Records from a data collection
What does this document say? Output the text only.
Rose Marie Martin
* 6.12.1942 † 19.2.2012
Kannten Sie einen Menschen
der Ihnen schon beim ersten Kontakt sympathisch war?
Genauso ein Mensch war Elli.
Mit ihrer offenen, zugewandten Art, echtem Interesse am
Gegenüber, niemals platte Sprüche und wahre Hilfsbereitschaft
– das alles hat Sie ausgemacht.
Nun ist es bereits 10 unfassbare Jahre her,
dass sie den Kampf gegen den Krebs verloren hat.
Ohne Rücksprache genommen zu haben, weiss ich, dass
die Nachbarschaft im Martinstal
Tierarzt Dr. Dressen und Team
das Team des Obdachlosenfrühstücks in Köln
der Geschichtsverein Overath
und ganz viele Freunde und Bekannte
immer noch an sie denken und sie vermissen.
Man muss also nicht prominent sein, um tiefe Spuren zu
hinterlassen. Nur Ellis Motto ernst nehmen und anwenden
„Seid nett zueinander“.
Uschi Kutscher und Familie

# [Assignment]
Output each record above exactly, omitting nothing.

# [Problem solution]
What does this document say? Output the text only.
Rose Marie Martin
* 6.12.1942 † 19.2.2012
Kannten Sie einen Menschen
der Ihnen schon beim ersten Kontakt sympathisch war?
Genauso ein Mensch war Elli.
Mit ihrer offenen, zugewandten Art, echtem Interesse am
Gegenüber, niemals platte Sprüche und wahre Hilfsbereitschaft
– das alles hat Sie ausgemacht.
Nun ist es bereits 10 unfassbare Jahre her,
dass sie den Kampf gegen den Krebs verloren hat.
Ohne Rücksprache genommen zu haben, weiss ich, dass
die Nachbarschaft im Martinstal
Tierarzt Dr. Dressen und Team
das Team des Obdachlosenfrühstücks in Köln
der Geschichtsverein Overath
und ganz viele Freunde und Bekannte
immer noch an sie denken und sie vermissen.
Man muss also nicht prominent sein, um tiefe Spuren zu
hinterlassen. Nur Ellis Motto ernst nehmen und anwenden
„Seid nett zueinander“.
Uschi Kutscher und Familie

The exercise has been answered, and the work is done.